Extracted data entries:

___

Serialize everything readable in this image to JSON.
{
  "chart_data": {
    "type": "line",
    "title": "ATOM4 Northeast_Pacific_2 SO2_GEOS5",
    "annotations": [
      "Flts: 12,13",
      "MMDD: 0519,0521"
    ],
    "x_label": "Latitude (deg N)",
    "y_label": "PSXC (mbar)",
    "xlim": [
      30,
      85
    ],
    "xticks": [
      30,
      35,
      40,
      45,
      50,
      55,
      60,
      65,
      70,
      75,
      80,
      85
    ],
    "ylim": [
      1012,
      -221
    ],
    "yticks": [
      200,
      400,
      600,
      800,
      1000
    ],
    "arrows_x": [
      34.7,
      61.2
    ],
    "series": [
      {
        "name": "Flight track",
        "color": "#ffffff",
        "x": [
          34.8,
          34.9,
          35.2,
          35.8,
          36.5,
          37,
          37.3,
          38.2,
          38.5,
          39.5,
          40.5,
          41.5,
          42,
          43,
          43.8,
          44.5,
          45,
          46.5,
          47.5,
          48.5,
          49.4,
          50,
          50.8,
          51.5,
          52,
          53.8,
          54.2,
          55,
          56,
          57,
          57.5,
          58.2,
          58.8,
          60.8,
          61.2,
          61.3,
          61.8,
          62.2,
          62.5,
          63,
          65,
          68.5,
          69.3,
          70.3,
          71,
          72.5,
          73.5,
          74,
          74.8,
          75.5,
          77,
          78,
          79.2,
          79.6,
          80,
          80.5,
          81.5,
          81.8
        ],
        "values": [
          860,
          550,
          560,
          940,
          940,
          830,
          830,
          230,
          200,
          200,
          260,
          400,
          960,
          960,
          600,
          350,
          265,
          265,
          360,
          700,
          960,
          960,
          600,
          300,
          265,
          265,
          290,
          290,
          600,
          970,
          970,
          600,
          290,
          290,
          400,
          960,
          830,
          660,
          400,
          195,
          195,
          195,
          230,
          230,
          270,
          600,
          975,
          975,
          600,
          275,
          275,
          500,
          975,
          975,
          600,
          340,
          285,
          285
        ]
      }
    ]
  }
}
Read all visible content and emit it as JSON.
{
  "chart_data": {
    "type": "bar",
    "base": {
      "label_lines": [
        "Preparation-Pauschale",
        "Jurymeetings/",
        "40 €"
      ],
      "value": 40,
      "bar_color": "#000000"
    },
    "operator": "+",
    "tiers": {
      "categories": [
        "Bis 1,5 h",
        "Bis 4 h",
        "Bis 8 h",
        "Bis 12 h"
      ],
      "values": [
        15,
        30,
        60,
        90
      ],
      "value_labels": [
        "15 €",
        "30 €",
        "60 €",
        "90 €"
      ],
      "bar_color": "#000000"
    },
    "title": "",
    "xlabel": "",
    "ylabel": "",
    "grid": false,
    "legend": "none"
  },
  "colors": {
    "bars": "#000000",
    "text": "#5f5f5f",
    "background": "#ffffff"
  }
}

___

Aim of the task — Retype the records that precede this task, keeping them exactly the same.

Output for this task —
Serialize everything readable in this image to JSON.
{
  "chart_data": {
    "type": "line",
    "title": "ATOM4 Northeast_Pacific_2 SO2_GEOS5",
    "annotations": [
      "Flts: 12,13",
      "MMDD: 0519,0521"
    ],
    "x_label": "Latitude (deg N)",
    "y_label": "PSXC (mbar)",
    "xlim": [
      30,
      85
    ],
    "xticks": [
      30,
      35,
      40,
      45,
      50,
      55,
      60,
      65,
      70,
      75,
      80,
      85
    ],
    "ylim": [
      1012,
      -221
    ],
    "yticks": [
      200,
      400,
      600,
      800,
      1000
    ],
    "arrows_x": [
      34.7,
      61.2
    ],
    "series": [
      {
        "name": "Flight track",
        "color": "#ffffff",
        "x": [
          34.8,
          34.9,
          35.2,
          35.8,
          36.5,
          37,
          37.3,
          38.2,
          38.5,
          39.5,
          40.5,
          41.5,
          42,
          43,
          43.8,
          44.5,
          45,
          46.5,
          47.5,
          48.5,
          49.4,
          50,
          50.8,
          51.5,
          52,
          53.8,
          54.2,
          55,
          56,
          57,
          57.5,
          58.2,
          58.8,
          60.8,
          61.2,
          61.3,
          61.8,
          62.2,
          62.5,
          63,
          65,
          68.5,
          69.3,
          70.3,
          71,
          72.5,
          73.5,
          74,
          74.8,
          75.5,
          77,
          78,
          79.2,
          79.6,
          80,
          80.5,
          81.5,
          81.8
        ],
        "values": [
          860,
          550,
          560,
          940,
          940,
          830,
          830,
          230,
          200,
          200,
          260,
          400,
          960,
          960,
          600,
          350,
          265,
          265,
          360,
          700,
          960,
          960,
          600,
          300,
          265,
          265,
          290,
          290,
          600,
          970,
          970,
          600,
          290,
          290,
          400,
          960,
          830,
          660,
          400,
          195,
          195,
          195,
          230,
          230,
          270,
          600,
          975,
          975,
          600,
          275,
          275,
          500,
          975,
          975,
          600,
          340,
          285,
          285
        ]
      }
    ]
  }
}
Read all visible content and emit it as JSON.
{
  "chart_data": {
    "type": "bar",
    "base": {
      "label_lines": [
        "Preparation-Pauschale",
        "Jurymeetings/",
        "40 €"
      ],
      "value": 40,
      "bar_color": "#000000"
    },
    "operator": "+",
    "tiers": {
      "categories": [
        "Bis 1,5 h",
        "Bis 4 h",
        "Bis 8 h",
        "Bis 12 h"
      ],
      "values": [
        15,
        30,
        60,
        90
      ],
      "value_labels": [
        "15 €",
        "30 €",
        "60 €",
        "90 €"
      ],
      "bar_color": "#000000"
    },
    "title": "",
    "xlabel": "",
    "ylabel": "",
    "grid": false,
    "legend": "none"
  },
  "colors": {
    "bars": "#000000",
    "text": "#5f5f5f",
    "background": "#ffffff"
  }
}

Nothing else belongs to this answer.